What you are asked to do. Write the listing out again, all of it, word for word.

Records for the exercise.
(begin)

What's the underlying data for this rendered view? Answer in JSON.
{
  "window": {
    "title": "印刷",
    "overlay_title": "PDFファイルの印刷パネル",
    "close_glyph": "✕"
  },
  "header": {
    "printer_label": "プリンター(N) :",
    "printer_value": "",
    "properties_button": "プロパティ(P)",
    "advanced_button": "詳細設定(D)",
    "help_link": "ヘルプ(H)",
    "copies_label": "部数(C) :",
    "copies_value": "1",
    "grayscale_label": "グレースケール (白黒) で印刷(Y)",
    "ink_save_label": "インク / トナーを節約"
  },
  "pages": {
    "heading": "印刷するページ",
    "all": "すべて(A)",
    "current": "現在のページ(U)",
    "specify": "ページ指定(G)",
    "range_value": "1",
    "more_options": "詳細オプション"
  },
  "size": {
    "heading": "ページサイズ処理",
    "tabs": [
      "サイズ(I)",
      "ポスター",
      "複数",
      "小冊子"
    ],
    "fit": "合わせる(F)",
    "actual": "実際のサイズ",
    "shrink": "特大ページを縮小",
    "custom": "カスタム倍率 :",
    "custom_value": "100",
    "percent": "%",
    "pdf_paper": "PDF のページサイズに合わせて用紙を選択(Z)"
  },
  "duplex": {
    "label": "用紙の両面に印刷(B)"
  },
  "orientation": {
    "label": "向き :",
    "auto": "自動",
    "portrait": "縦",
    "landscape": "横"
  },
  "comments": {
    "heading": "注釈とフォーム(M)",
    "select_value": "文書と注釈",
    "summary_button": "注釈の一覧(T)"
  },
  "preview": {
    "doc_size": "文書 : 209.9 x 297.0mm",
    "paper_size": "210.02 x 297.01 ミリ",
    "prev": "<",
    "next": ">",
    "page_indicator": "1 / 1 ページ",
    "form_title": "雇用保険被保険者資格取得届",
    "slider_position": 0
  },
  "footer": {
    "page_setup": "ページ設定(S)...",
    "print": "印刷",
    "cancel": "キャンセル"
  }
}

(end)

Answer for this exercise.
What's the underlying data for this rendered view? Answer in JSON.
{
  "window": {
    "title": "印刷",
    "overlay_title": "PDFファイルの印刷パネル",
    "close_glyph": "✕"
  },
  "header": {
    "printer_label": "プリンター(N) :",
    "printer_value": "",
    "properties_button": "プロパティ(P)",
    "advanced_button": "詳細設定(D)",
    "help_link": "ヘルプ(H)",
    "copies_label": "部数(C) :",
    "copies_value": "1",
    "grayscale_label": "グレースケール (白黒) で印刷(Y)",
    "ink_save_label": "インク / トナーを節約"
  },
  "pages": {
    "heading": "印刷するページ",
    "all": "すべて(A)",
    "current": "現在のページ(U)",
    "specify": "ページ指定(G)",
    "range_value": "1",
    "more_options": "詳細オプション"
  },
  "size": {
    "heading": "ページサイズ処理",
    "tabs": [
      "サイズ(I)",
      "ポスター",
      "複数",
      "小冊子"
    ],
    "fit": "合わせる(F)",
    "actual": "実際のサイズ",
    "shrink": "特大ページを縮小",
    "custom": "カスタム倍率 :",
    "custom_value": "100",
    "percent": "%",
    "pdf_paper": "PDF のページサイズに合わせて用紙を選択(Z)"
  },
  "duplex": {
    "label": "用紙の両面に印刷(B)"
  },
  "orientation": {
    "label": "向き :",
    "auto": "自動",
    "portrait": "縦",
    "landscape": "横"
  },
  "comments": {
    "heading": "注釈とフォーム(M)",
    "select_value": "文書と注釈",
    "summary_button": "注釈の一覧(T)"
  },
  "preview": {
    "doc_size": "文書 : 209.9 x 297.0mm",
    "paper_size": "210.02 x 297.01 ミリ",
    "prev": "<",
    "next": ">",
    "page_indicator": "1 / 1 ページ",
    "form_title": "雇用保険被保険者資格取得届",
    "slider_position": 0
  },
  "footer": {
    "page_setup": "ページ設定(S)...",
    "print": "印刷",
    "cancel": "キャンセル"
  }
}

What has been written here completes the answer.